### RECORDS FOR THIS TASK ###
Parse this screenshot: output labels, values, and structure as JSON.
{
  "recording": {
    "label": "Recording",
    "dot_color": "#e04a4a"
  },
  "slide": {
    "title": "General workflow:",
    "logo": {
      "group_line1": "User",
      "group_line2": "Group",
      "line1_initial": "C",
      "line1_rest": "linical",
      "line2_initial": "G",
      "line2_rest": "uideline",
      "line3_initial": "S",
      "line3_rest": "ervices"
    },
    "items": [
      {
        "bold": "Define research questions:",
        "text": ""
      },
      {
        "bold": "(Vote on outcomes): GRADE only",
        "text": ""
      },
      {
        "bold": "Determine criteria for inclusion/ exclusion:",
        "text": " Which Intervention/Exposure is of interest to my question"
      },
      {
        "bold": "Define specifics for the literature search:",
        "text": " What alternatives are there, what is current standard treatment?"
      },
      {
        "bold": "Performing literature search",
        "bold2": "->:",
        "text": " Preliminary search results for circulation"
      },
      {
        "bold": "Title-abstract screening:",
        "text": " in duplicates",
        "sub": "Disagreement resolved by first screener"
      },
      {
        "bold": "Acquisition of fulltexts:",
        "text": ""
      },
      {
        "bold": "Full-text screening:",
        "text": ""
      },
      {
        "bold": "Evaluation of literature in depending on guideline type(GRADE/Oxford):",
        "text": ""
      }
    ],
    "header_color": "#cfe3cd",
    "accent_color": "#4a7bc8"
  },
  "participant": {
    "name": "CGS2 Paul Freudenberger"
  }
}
###
PROBLEM REQUIREMENTS
Give the listing again, word for word.

ANSWER IN FULL
Parse this screenshot: output labels, values, and structure as JSON.
{
  "recording": {
    "label": "Recording",
    "dot_color": "#e04a4a"
  },
  "slide": {
    "title": "General workflow:",
    "logo": {
      "group_line1": "User",
      "group_line2": "Group",
      "line1_initial": "C",
      "line1_rest": "linical",
      "line2_initial": "G",
      "line2_rest": "uideline",
      "line3_initial": "S",
      "line3_rest": "ervices"
    },
    "items": [
      {
        "bold": "Define research questions:",
        "text": ""
      },
      {
        "bold": "(Vote on outcomes): GRADE only",
        "text": ""
      },
      {
        "bold": "Determine criteria for inclusion/ exclusion:",
        "text": " Which Intervention/Exposure is of interest to my question"
      },
      {
        "bold": "Define specifics for the literature search:",
        "text": " What alternatives are there, what is current standard treatment?"
      },
      {
        "bold": "Performing literature search",
        "bold2": "->:",
        "text": " Preliminary search results for circulation"
      },
      {
        "bold": "Title-abstract screening:",
        "text": " in duplicates",
        "sub": "Disagreement resolved by first screener"
      },
      {
        "bold": "Acquisition of fulltexts:",
        "text": ""
      },
      {
        "bold": "Full-text screening:",
        "text": ""
      },
      {
        "bold": "Evaluation of literature in depending on guideline type(GRADE/Oxford):",
        "text": ""
      }
    ],
    "header_color": "#cfe3cd",
    "accent_color": "#4a7bc8"
  },
  "participant": {
    "name": "CGS2 Paul Freudenberger"
  }
}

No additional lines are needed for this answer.